* Start Material provided *

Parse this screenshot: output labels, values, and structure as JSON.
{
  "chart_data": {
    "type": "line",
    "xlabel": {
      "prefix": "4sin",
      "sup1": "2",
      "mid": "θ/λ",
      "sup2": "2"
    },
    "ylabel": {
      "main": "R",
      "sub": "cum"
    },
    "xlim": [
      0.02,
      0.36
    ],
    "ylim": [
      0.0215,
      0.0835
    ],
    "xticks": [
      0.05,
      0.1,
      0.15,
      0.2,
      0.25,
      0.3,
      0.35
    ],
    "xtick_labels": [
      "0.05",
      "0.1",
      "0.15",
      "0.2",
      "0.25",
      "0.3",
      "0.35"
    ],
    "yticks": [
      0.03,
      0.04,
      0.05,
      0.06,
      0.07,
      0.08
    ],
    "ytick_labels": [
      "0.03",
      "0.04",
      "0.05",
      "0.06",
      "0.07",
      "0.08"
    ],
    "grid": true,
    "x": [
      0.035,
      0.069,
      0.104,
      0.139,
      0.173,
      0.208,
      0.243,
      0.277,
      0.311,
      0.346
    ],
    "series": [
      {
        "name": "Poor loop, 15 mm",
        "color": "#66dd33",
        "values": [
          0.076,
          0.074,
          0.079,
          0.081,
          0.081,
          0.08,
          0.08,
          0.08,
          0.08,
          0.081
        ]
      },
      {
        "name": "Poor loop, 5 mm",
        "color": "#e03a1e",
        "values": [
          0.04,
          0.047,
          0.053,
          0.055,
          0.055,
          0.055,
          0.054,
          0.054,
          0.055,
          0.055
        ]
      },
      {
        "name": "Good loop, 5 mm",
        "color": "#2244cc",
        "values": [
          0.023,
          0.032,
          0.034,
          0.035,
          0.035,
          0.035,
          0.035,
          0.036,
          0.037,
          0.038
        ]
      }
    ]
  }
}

* End Material provided *

Goal:
Copy each line of the data exactly, leaving nothing out.

Output for this exercise:
Parse this screenshot: output labels, values, and structure as JSON.
{
  "chart_data": {
    "type": "line",
    "xlabel": {
      "prefix": "4sin",
      "sup1": "2",
      "mid": "θ/λ",
      "sup2": "2"
    },
    "ylabel": {
      "main": "R",
      "sub": "cum"
    },
    "xlim": [
      0.02,
      0.36
    ],
    "ylim": [
      0.0215,
      0.0835
    ],
    "xticks": [
      0.05,
      0.1,
      0.15,
      0.2,
      0.25,
      0.3,
      0.35
    ],
    "xtick_labels": [
      "0.05",
      "0.1",
      "0.15",
      "0.2",
      "0.25",
      "0.3",
      "0.35"
    ],
    "yticks": [
      0.03,
      0.04,
      0.05,
      0.06,
      0.07,
      0.08
    ],
    "ytick_labels": [
      "0.03",
      "0.04",
      "0.05",
      "0.06",
      "0.07",
      "0.08"
    ],
    "grid": true,
    "x": [
      0.035,
      0.069,
      0.104,
      0.139,
      0.173,
      0.208,
      0.243,
      0.277,
      0.311,
      0.346
    ],
    "series": [
      {
        "name": "Poor loop, 15 mm",
        "color": "#66dd33",
        "values": [
          0.076,
          0.074,
          0.079,
          0.081,
          0.081,
          0.08,
          0.08,
          0.08,
          0.08,
          0.081
        ]
      },
      {
        "name": "Poor loop, 5 mm",
        "color": "#e03a1e",
        "values": [
          0.04,
          0.047,
          0.053,
          0.055,
          0.055,
          0.055,
          0.054,
          0.054,
          0.055,
          0.055
        ]
      },
      {
        "name": "Good loop, 5 mm",
        "color": "#2244cc",
        "values": [
          0.023,
          0.032,
          0.034,
          0.035,
          0.035,
          0.035,
          0.035,
          0.036,
          0.037,
          0.038
        ]
      }
    ]
  }
}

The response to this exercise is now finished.